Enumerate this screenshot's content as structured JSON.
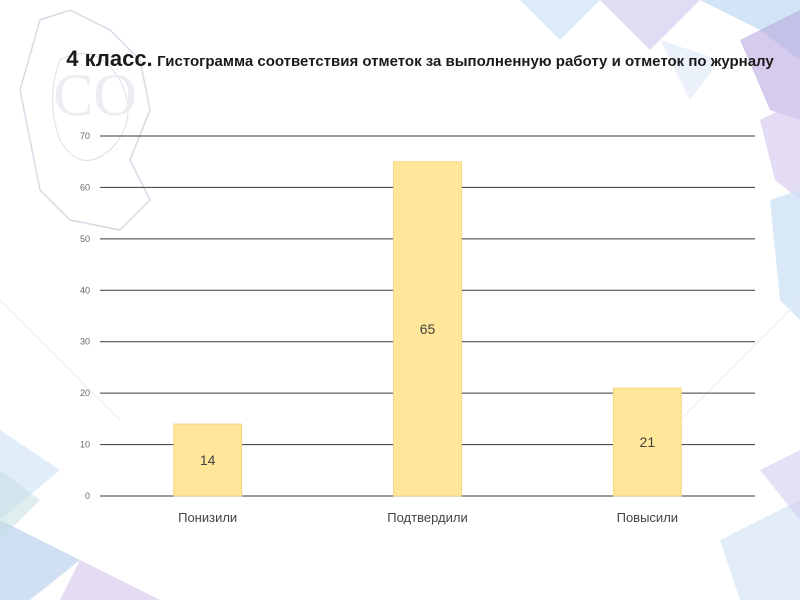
{
  "title": {
    "main": "4 класс.",
    "rest": "Гистограмма соответствия отметок за выполненную работу и отметок по журналу"
  },
  "colors": {
    "bar": "#FFE699",
    "bar_edge": "#F2D27A",
    "grid": "#3a3a3a",
    "accent_blue": "#7FB3E8",
    "accent_purple": "#B39DDB",
    "accent_teal": "#A7D8D8"
  },
  "chart_data": {
    "type": "bar",
    "categories": [
      "Понизили",
      "Подтвердили",
      "Повысили"
    ],
    "values": [
      14,
      65,
      21
    ],
    "title": "",
    "xlabel": "",
    "ylabel": "",
    "ylim": [
      0,
      70
    ],
    "yticks": [
      0,
      10,
      20,
      30,
      40,
      50,
      60,
      70
    ],
    "grid": true,
    "data_labels": true
  }
}
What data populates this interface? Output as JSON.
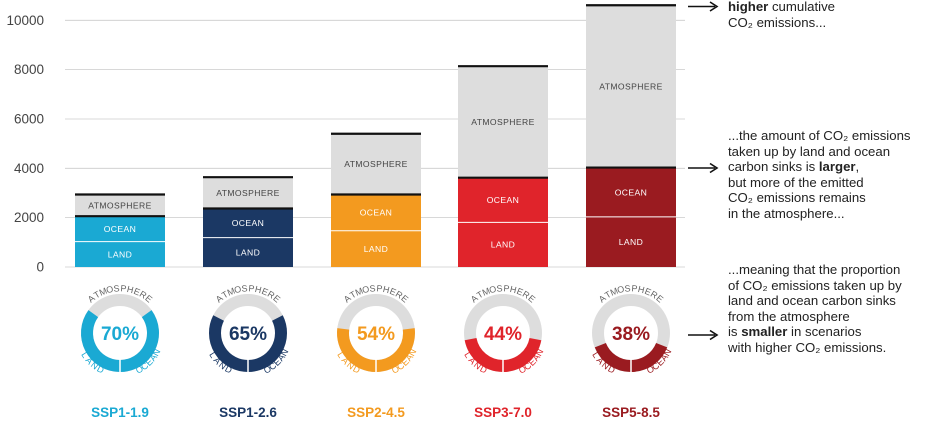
{
  "chart_data": {
    "type": "bar",
    "ylim": [
      0,
      10600
    ],
    "yticks": [
      0,
      2000,
      4000,
      6000,
      8000,
      10000
    ],
    "grid": true,
    "stack_labels": [
      "LAND",
      "OCEAN",
      "ATMOSPHERE"
    ],
    "donut_labels": {
      "top": "ATMOSPHERE",
      "left": "LAND",
      "right": "OCEAN"
    },
    "scenarios": [
      {
        "name": "SSP1-1.9",
        "color": "#1aa9d3",
        "land": 1030,
        "ocean": 1030,
        "atmosphere": 880,
        "percent_label": "70%",
        "percent": 70
      },
      {
        "name": "SSP1-2.6",
        "color": "#1b3864",
        "land": 1190,
        "ocean": 1180,
        "atmosphere": 1270,
        "percent_label": "65%",
        "percent": 65
      },
      {
        "name": "SSP2-4.5",
        "color": "#f39a1f",
        "land": 1470,
        "ocean": 1470,
        "atmosphere": 2460,
        "percent_label": "54%",
        "percent": 54
      },
      {
        "name": "SSP3-7.0",
        "color": "#e0242b",
        "land": 1810,
        "ocean": 1810,
        "atmosphere": 4520,
        "percent_label": "44%",
        "percent": 44
      },
      {
        "name": "SSP5-8.5",
        "color": "#9a1b20",
        "land": 2030,
        "ocean": 2000,
        "atmosphere": 6580,
        "percent_label": "38%",
        "percent": 38
      }
    ]
  },
  "annotations": {
    "a1_bold": "higher",
    "a1_rest1": " cumulative",
    "a1_line2": "CO₂ emissions...",
    "a2_line1": "...the amount of CO₂ emissions",
    "a2_line2": "taken up by land and ocean",
    "a2_line3_pre": "carbon sinks is ",
    "a2_line3_bold": "larger",
    "a2_line3_post": ",",
    "a2_line4": "but more of the emitted",
    "a2_line5": "CO₂ emissions remains",
    "a2_line6": "in the atmosphere...",
    "a3_line1": "...meaning that the proportion",
    "a3_line2": "of CO₂ emissions taken up by",
    "a3_line3": "land and ocean carbon sinks",
    "a3_line4": "from the atmosphere",
    "a3_line5_pre": "is ",
    "a3_line5_bold": "smaller",
    "a3_line5_post": " in scenarios",
    "a3_line6": "with higher CO₂ emissions."
  },
  "colors": {
    "atmosphere": "#dddddd",
    "grid": "#cccccc",
    "text": "#222222",
    "axis_text": "#444444"
  }
}
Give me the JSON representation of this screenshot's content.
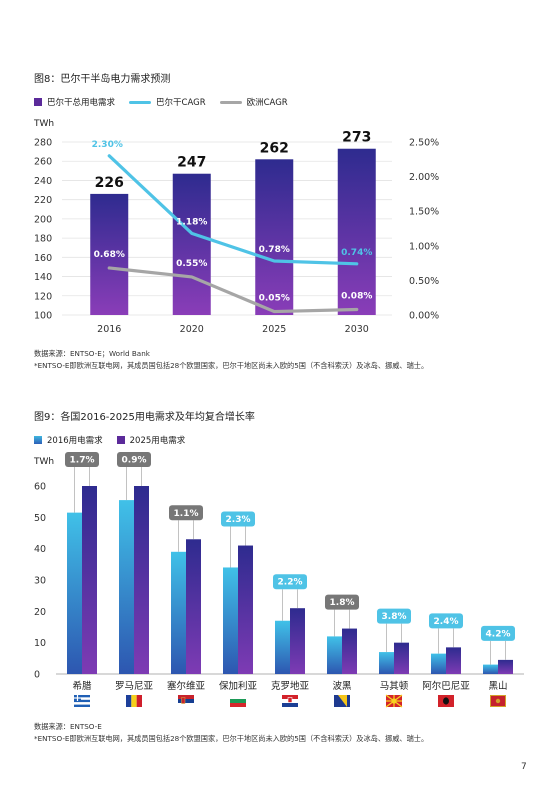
{
  "page_number": "7",
  "chart_data": [
    {
      "type": "bar",
      "title": "图8：巴尔干半岛电力需求预测",
      "ylabel": "TWh",
      "ylim": [
        100,
        280
      ],
      "yticks": [
        "100",
        "120",
        "140",
        "160",
        "180",
        "200",
        "220",
        "240",
        "260",
        "280"
      ],
      "y2ticks": [
        "0.00%",
        "0.50%",
        "1.00%",
        "1.50%",
        "2.00%",
        "2.50%"
      ],
      "y2lim": [
        0,
        2.5
      ],
      "categories": [
        "2016",
        "2020",
        "2025",
        "2030"
      ],
      "series": [
        {
          "name": "巴尔干总用电需求",
          "type": "bar",
          "values": [
            226,
            247,
            262,
            273
          ],
          "labels": [
            "226",
            "247",
            "262",
            "273"
          ],
          "color": "#5b2a9a"
        },
        {
          "name": "巴尔干CAGR",
          "type": "line",
          "axis": "right",
          "values": [
            2.3,
            1.18,
            0.78,
            0.74
          ],
          "labels": [
            "2.30%",
            "1.18%",
            "0.78%",
            "0.74%"
          ],
          "color": "#4fc3e6"
        },
        {
          "name": "欧洲CAGR",
          "type": "line",
          "axis": "right",
          "values": [
            0.68,
            0.55,
            0.05,
            0.08
          ],
          "labels": [
            "0.68%",
            "0.55%",
            "0.05%",
            "0.08%"
          ],
          "color": "#a6a6a6"
        }
      ],
      "legend_position": "top-left",
      "grid": true,
      "source": "数据来源：ENTSO-E；World Bank",
      "note": "*ENTSO-E即欧洲互联电网，其成员国包括28个欧盟国家，巴尔干地区尚未入欧的5国（不含科索沃）及冰岛、挪威、瑞士。"
    },
    {
      "type": "bar",
      "title": "图9：各国2016-2025用电需求及年均复合增长率",
      "ylabel": "TWh",
      "ylim": [
        0,
        60
      ],
      "yticks": [
        "0",
        "10",
        "20",
        "30",
        "40",
        "50",
        "60"
      ],
      "categories": [
        "希腊",
        "罗马尼亚",
        "塞尔维亚",
        "保加利亚",
        "克罗地亚",
        "波黑",
        "马其顿",
        "阿尔巴尼亚",
        "黑山"
      ],
      "series": [
        {
          "name": "2016用电需求",
          "values": [
            51.5,
            55.5,
            39,
            34,
            17,
            12,
            7,
            6.5,
            3
          ],
          "color": "#3fb6df"
        },
        {
          "name": "2025用电需求",
          "values": [
            60,
            60,
            43,
            41,
            21,
            14.5,
            10,
            8.5,
            4.5
          ],
          "color": "#5b2a9a"
        }
      ],
      "cagr_labels": [
        "1.7%",
        "0.9%",
        "1.1%",
        "2.3%",
        "2.2%",
        "1.8%",
        "3.8%",
        "2.4%",
        "4.2%"
      ],
      "cagr_colors": [
        "#777777",
        "#777777",
        "#777777",
        "#4fc3e6",
        "#4fc3e6",
        "#777777",
        "#4fc3e6",
        "#4fc3e6",
        "#4fc3e6"
      ],
      "flags": [
        "greece-flag",
        "romania-flag",
        "serbia-flag",
        "bulgaria-flag",
        "croatia-flag",
        "bosnia-flag",
        "macedonia-flag",
        "albania-flag",
        "montenegro-flag"
      ],
      "legend_position": "top-left",
      "grid": false,
      "source": "数据来源：ENTSO-E",
      "note": "*ENTSO-E即欧洲互联电网，其成员国包括28个欧盟国家，巴尔干地区尚未入欧的5国（不含科索沃）及冰岛、挪威、瑞士。"
    }
  ]
}
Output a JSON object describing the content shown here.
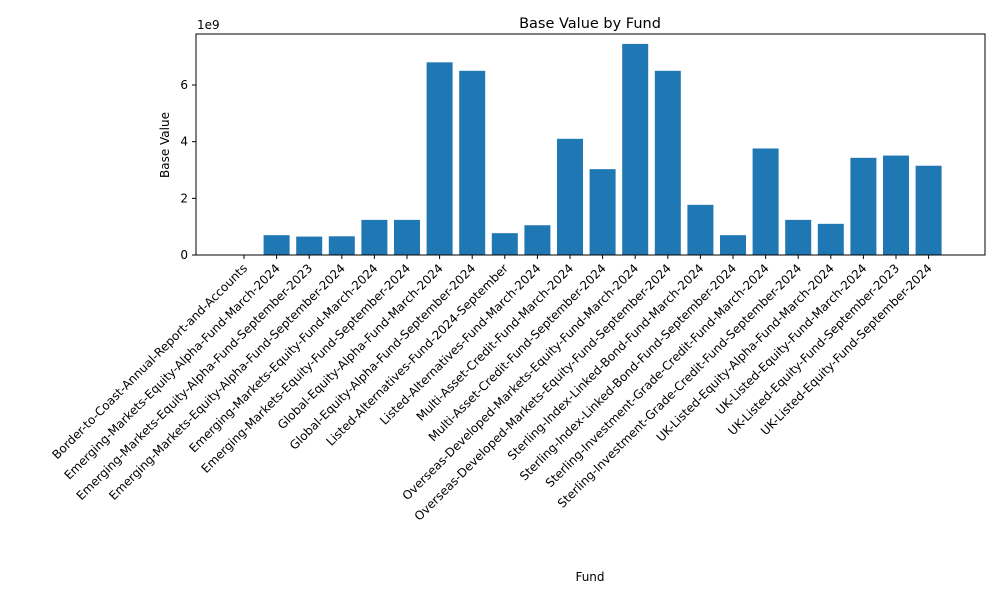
{
  "chart_data": {
    "type": "bar",
    "title": "Base Value by Fund",
    "xlabel": "Fund",
    "ylabel": "Base Value",
    "y_multiplier": "1e9",
    "ylim": [
      0,
      7.8
    ],
    "yticks": [
      0,
      2,
      4,
      6
    ],
    "ytick_labels": [
      "0",
      "2",
      "4",
      "6"
    ],
    "grid": false,
    "bar_color": "#1f77b4",
    "categories": [
      "Border-to-Coast-Annual-Report-and-Accounts",
      "Emerging-Markets-Equity-Alpha-Fund-March-2024",
      "Emerging-Markets-Equity-Alpha-Fund-September-2023",
      "Emerging-Markets-Equity-Alpha-Fund-September-2024",
      "Emerging-Markets-Equity-Fund-March-2024",
      "Emerging-Markets-Equity-Fund-September-2024",
      "Global-Equity-Alpha-Fund-March-2024",
      "Global-Equity-Alpha-Fund-September-2024",
      "Listed-Alternatives-Fund-2024-September",
      "Listed-Alternatives-Fund-March-2024",
      "Multi-Asset-Credit-Fund-March-2024",
      "Multi-Asset-Credit-Fund-September-2024",
      "Overseas-Developed-Markets-Equity-Fund-March-2024",
      "Overseas-Developed-Markets-Equity-Fund-September-2024",
      "Sterling-Index-Linked-Bond-Fund-March-2024",
      "Sterling-Index-Linked-Bond-Fund-September-2024",
      "Sterling-Investment-Grade-Credit-Fund-March-2024",
      "Sterling-Investment-Grade-Credit-Fund-September-2024",
      "UK-Listed-Equity-Alpha-Fund-March-2024",
      "UK-Listed-Equity-Fund-March-2024",
      "UK-Listed-Equity-Fund-September-2023",
      "UK-Listed-Equity-Fund-September-2024"
    ],
    "values": [
      0,
      0.7,
      0.65,
      0.66,
      1.24,
      1.24,
      6.8,
      6.5,
      0.77,
      1.05,
      4.1,
      3.03,
      7.45,
      6.5,
      1.77,
      0.7,
      3.76,
      1.24,
      1.1,
      3.43,
      3.51,
      3.15
    ]
  }
}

Brief - Check every line of the data above for the string "grid", and copy those that have it.

Output -
    "grid": "#3a3a3a",
    "grid": true,
    "grid": true,
    "grid": "#cccccc",
      "grid": true,
      "grid": false,
    "grid": false,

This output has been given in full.